**What is required**
Copy out each line in the material below that has the word "Московского".

Dataset items

"""

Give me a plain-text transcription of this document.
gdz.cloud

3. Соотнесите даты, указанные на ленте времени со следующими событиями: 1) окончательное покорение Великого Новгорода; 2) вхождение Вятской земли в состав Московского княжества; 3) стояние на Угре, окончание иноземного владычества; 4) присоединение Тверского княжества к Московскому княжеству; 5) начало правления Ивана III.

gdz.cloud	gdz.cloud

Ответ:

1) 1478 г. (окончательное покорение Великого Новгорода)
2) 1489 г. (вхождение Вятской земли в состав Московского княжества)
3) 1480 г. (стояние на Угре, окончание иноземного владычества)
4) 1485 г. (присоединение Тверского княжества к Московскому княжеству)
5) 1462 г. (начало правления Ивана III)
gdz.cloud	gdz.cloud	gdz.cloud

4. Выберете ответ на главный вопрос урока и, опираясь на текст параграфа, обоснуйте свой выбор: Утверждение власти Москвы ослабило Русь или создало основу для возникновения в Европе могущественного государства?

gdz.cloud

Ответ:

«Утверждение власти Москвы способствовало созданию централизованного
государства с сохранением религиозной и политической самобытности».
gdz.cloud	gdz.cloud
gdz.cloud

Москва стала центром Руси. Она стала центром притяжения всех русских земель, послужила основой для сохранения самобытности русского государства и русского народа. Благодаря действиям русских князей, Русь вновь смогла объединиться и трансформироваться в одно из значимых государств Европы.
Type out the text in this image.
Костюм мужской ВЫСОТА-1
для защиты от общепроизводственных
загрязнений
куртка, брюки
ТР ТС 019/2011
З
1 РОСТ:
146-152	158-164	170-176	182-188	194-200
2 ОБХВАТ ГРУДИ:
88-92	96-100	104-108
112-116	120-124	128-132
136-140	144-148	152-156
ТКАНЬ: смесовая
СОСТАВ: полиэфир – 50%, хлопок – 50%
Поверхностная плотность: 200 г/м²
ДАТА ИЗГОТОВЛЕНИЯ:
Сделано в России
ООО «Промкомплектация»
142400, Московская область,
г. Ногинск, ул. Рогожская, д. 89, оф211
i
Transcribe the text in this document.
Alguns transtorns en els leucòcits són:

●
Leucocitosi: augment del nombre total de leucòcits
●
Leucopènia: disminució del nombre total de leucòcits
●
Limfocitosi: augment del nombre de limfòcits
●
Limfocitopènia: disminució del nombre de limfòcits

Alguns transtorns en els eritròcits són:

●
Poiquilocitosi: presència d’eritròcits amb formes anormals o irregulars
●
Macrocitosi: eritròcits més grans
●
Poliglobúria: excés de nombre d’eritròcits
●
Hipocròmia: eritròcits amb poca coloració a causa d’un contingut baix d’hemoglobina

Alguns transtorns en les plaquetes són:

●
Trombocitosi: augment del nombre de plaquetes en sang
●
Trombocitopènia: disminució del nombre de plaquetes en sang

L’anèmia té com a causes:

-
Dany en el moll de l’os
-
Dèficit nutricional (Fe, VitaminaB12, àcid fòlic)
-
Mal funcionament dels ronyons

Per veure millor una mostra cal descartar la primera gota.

"""

**Reply**
3. Соотнесите даты, указанные на ленте времени со следующими событиями: 1) окончательное покорение Великого Новгорода; 2) вхождение Вятской земли в состав Московского княжества; 3) стояние на Угре, окончание иноземного владычества; 4) присоединение Тверского княжества к Московскому княжеству; 5) начало правления Ивана III.
2) 1489 г. (вхождение Вятской земли в состав Московского княжества)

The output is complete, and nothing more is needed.